## BEGIN DATA LINES

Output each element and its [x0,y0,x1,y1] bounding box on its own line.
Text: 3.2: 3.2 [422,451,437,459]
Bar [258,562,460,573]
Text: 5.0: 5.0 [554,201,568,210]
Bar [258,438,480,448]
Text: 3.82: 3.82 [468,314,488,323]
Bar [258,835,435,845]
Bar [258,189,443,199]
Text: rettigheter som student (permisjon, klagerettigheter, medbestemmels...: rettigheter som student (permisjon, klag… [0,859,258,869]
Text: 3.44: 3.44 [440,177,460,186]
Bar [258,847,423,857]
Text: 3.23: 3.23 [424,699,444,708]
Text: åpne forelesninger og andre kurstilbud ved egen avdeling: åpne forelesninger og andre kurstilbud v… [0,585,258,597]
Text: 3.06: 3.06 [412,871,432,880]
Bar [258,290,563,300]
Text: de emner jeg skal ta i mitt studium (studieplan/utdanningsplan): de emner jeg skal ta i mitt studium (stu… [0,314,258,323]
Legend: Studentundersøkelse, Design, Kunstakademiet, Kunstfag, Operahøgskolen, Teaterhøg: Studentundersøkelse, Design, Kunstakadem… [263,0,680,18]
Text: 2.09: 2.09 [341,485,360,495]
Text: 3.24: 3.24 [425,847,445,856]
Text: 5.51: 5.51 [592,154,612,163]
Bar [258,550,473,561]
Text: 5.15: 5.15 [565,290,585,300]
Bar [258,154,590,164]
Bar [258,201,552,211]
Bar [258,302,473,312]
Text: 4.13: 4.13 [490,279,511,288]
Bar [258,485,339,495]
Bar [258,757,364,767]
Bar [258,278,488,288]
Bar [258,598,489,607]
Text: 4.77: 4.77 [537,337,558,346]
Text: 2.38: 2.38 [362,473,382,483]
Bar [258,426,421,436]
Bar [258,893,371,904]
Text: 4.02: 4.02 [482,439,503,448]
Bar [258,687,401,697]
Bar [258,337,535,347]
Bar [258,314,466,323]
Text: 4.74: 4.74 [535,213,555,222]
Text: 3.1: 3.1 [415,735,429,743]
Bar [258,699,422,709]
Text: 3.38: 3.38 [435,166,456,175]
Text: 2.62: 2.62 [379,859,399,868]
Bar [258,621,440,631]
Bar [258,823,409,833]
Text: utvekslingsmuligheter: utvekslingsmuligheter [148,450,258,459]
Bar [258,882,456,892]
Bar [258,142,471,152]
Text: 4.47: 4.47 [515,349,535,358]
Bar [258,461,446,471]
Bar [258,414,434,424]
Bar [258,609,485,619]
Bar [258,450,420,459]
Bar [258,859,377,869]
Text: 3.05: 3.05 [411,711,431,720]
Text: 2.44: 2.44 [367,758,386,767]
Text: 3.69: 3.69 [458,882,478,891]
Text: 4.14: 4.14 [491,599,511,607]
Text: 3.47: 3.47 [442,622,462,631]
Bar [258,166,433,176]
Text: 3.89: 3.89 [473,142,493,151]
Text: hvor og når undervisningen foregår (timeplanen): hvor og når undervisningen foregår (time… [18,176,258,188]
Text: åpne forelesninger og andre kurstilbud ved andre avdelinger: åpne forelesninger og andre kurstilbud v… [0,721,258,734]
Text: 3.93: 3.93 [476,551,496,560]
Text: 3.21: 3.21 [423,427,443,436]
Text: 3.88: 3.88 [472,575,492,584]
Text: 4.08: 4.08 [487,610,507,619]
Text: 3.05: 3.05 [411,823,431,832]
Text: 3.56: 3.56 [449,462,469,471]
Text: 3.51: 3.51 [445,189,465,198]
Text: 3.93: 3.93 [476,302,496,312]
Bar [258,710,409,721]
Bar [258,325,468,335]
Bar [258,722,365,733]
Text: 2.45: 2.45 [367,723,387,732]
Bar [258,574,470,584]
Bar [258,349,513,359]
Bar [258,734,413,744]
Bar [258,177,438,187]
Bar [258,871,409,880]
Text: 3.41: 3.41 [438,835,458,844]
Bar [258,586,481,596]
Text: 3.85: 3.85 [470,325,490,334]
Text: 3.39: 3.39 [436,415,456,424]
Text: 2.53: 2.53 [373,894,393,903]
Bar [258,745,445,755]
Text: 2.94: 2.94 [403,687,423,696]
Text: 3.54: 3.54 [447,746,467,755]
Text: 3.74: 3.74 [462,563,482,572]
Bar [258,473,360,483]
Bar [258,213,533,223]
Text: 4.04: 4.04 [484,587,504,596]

## END DATA LINES

## GOAL
Copy out every item above, line by line, with no changes.

## WRITTEN ANSWER
Output each element and its [x0,y0,x1,y1] bounding box on its own line.
Text: 3.2: 3.2 [422,451,437,459]
Bar [258,562,460,573]
Text: 5.0: 5.0 [554,201,568,210]
Bar [258,438,480,448]
Text: 3.82: 3.82 [468,314,488,323]
Bar [258,835,435,845]
Bar [258,189,443,199]
Text: rettigheter som student (permisjon, klagerettigheter, medbestemmels...: rettigheter som student (permisjon, klag… [0,859,258,869]
Text: 3.44: 3.44 [440,177,460,186]
Bar [258,847,423,857]
Text: 3.23: 3.23 [424,699,444,708]
Text: åpne forelesninger og andre kurstilbud ved egen avdeling: åpne forelesninger og andre kurstilbud v… [0,585,258,597]
Text: 3.06: 3.06 [412,871,432,880]
Bar [258,290,563,300]
Text: de emner jeg skal ta i mitt studium (studieplan/utdanningsplan): de emner jeg skal ta i mitt studium (stu… [0,314,258,323]
Legend: Studentundersøkelse, Design, Kunstakademiet, Kunstfag, Operahøgskolen, Teaterhøg: Studentundersøkelse, Design, Kunstakadem… [263,0,680,18]
Text: 2.09: 2.09 [341,485,360,495]
Text: 3.24: 3.24 [425,847,445,856]
Text: 5.51: 5.51 [592,154,612,163]
Bar [258,550,473,561]
Text: 5.15: 5.15 [565,290,585,300]
Bar [258,154,590,164]
Bar [258,201,552,211]
Bar [258,302,473,312]
Text: 4.13: 4.13 [490,279,511,288]
Bar [258,485,339,495]
Bar [258,757,364,767]
Bar [258,278,488,288]
Bar [258,598,489,607]
Text: 4.77: 4.77 [537,337,558,346]
Text: 2.38: 2.38 [362,473,382,483]
Bar [258,426,421,436]
Bar [258,893,371,904]
Text: 4.02: 4.02 [482,439,503,448]
Bar [258,687,401,697]
Bar [258,337,535,347]
Bar [258,314,466,323]
Text: 4.74: 4.74 [535,213,555,222]
Text: 3.1: 3.1 [415,735,429,743]
Bar [258,699,422,709]
Text: 3.38: 3.38 [435,166,456,175]
Text: 2.62: 2.62 [379,859,399,868]
Bar [258,621,440,631]
Bar [258,823,409,833]
Text: utvekslingsmuligheter: utvekslingsmuligheter [148,450,258,459]
Bar [258,882,456,892]
Bar [258,142,471,152]
Text: 4.47: 4.47 [515,349,535,358]
Bar [258,461,446,471]
Bar [258,414,434,424]
Bar [258,609,485,619]
Bar [258,450,420,459]
Bar [258,859,377,869]
Text: 3.05: 3.05 [411,711,431,720]
Text: 2.44: 2.44 [367,758,386,767]
Text: 3.69: 3.69 [458,882,478,891]
Text: 4.14: 4.14 [491,599,511,607]
Text: 3.47: 3.47 [442,622,462,631]
Bar [258,166,433,176]
Text: 3.89: 3.89 [473,142,493,151]
Text: hvor og når undervisningen foregår (timeplanen): hvor og når undervisningen foregår (time… [18,176,258,188]
Text: åpne forelesninger og andre kurstilbud ved andre avdelinger: åpne forelesninger og andre kurstilbud v… [0,721,258,734]
Text: 3.93: 3.93 [476,551,496,560]
Text: 3.21: 3.21 [423,427,443,436]
Text: 3.88: 3.88 [472,575,492,584]
Text: 4.08: 4.08 [487,610,507,619]
Text: 3.05: 3.05 [411,823,431,832]
Text: 3.56: 3.56 [449,462,469,471]
Text: 3.51: 3.51 [445,189,465,198]
Text: 3.93: 3.93 [476,302,496,312]
Bar [258,710,409,721]
Bar [258,325,468,335]
Bar [258,722,365,733]
Text: 2.45: 2.45 [367,723,387,732]
Bar [258,574,470,584]
Bar [258,349,513,359]
Bar [258,734,413,744]
Bar [258,177,438,187]
Bar [258,871,409,880]
Text: 3.41: 3.41 [438,835,458,844]
Bar [258,586,481,596]
Text: 3.85: 3.85 [470,325,490,334]
Text: 3.39: 3.39 [436,415,456,424]
Text: 2.53: 2.53 [373,894,393,903]
Bar [258,745,445,755]
Text: 2.94: 2.94 [403,687,423,696]
Text: 3.54: 3.54 [447,746,467,755]
Text: 3.74: 3.74 [462,563,482,572]
Bar [258,473,360,483]
Bar [258,213,533,223]
Text: 4.04: 4.04 [484,587,504,596]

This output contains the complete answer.